-------- Provided passage

Stream: cimi
Topic: Profile Question
Kurt Allen (Jan 16 2020 at 19:51):
I am creating a profile that defines a hierarchy of fhir instances, comprised of a top level Diagnostic Report and multiple child Observations. There are some identical overlapping fields in Diagnostic Report and observation that if all are set would contain duplicate data references.
Example. Both Diagnostic Report and Observation contain a Subject reference. The subject reference in each item would be identical, 'cause they all pertain to the same subject.
Should I
a) set cardinality to zero everywhere except in the top level Diagnostic Report, and assume that anyone interested in the these values will look for it only in the Diagnostic Report
or
b) Create a duplicate reference to the same subject and encounter in each child observation.
Option a) is cleaner with identical data not being replicated in multiple locations.
Option b) allows searching on a child observation by these values (if searchable) and removes the need of searching up the hierarchy tree to find these values.
Any opinions/established precedent?
Grahame Grieve (Jan 17 2020 at 00:23):
yes this is specified explicitly in the base FHIR specification: (a) is not-conformant, and there's never any expectation that you should go and hunt around for resources that may or may not provide context, and that wouldn't affect the indexing - be specific on each resource. So it's definitely (b). Specifically:
Because resources are processed independently, relationships are not considered to be transitive. For example, if a Procedure resource references a Patient as its subject, and has a Procedure resource as its reason, there is no automatic rule or implication that the condition has the same patient for its subject. Instead, the subject of the condition must be established directly in the Condition resource itself. Another way to state this is that the context of the subject is not "inherited", nor does it "conduct" along the relationship to condition.

----------------

Echo everything in the FHIR profile discussion from "Example. Both Diagnostic" down to "in multiple locations.", word for word. The records have no connection to the text.

-------- Source information

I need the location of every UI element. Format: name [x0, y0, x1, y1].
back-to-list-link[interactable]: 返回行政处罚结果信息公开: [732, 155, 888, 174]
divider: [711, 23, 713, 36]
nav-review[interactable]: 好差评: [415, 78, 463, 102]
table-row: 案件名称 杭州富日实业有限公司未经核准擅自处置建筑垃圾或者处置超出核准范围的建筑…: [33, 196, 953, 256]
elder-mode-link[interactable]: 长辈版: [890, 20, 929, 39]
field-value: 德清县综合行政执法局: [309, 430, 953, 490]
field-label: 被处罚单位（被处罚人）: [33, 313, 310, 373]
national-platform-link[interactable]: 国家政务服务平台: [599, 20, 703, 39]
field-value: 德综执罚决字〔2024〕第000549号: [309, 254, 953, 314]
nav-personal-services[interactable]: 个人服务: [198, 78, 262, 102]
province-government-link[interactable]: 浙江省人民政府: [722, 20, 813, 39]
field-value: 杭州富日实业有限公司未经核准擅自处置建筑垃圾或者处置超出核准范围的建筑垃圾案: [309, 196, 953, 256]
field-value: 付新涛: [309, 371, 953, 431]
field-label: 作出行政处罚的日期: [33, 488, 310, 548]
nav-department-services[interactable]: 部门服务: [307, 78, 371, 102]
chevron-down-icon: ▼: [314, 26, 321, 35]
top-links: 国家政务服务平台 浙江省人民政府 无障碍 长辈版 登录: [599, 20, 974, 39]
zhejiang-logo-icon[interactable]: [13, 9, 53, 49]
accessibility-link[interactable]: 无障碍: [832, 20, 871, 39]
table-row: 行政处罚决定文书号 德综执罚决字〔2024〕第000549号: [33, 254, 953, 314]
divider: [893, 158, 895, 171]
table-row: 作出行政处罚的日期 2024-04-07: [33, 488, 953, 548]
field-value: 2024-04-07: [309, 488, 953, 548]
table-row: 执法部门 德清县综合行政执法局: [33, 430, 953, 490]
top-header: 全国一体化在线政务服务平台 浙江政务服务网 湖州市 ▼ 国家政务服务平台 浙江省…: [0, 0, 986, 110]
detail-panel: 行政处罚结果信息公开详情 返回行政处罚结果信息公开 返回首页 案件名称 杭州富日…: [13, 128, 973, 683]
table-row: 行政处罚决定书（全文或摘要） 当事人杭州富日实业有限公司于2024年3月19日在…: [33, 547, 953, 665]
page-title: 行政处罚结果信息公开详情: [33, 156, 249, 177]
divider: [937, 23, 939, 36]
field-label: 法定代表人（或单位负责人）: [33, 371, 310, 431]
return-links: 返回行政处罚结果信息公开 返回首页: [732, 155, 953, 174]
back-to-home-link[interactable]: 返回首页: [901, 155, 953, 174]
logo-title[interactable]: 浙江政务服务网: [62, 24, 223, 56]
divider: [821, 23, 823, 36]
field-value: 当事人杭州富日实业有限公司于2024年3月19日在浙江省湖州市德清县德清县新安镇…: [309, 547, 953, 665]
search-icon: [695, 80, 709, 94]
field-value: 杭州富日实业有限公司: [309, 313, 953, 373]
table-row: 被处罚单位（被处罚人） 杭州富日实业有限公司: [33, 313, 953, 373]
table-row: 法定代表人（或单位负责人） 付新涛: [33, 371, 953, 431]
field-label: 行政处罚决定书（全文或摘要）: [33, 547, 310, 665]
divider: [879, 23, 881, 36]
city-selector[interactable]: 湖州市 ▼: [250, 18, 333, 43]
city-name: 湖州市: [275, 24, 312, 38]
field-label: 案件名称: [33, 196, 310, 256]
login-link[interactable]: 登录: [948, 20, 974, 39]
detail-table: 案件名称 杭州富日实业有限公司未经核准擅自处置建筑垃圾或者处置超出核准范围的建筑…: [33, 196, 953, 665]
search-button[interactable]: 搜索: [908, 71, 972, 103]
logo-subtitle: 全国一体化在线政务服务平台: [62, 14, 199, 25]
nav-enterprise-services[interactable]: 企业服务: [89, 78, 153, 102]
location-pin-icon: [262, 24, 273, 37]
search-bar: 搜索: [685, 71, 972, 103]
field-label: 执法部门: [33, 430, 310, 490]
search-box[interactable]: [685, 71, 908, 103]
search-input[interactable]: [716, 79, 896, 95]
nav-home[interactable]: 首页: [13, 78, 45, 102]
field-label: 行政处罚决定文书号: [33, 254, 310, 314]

----------------

▶ _Final answer_:
Example. Both Diagnostic Report and Observation contain a Subject reference. The subject reference in each item would be identical, 'cause they all pertain to the same subject.
Should I
a) set cardinality to zero everywhere except in the top level Diagnostic Report, and assume that anyone interested in the these values will look for it only in the Diagnostic Report
or
b) Create a duplicate reference to the same subject and encounter in each child observation.
Option a) is cleaner with identical data not being replicated in multiple locations.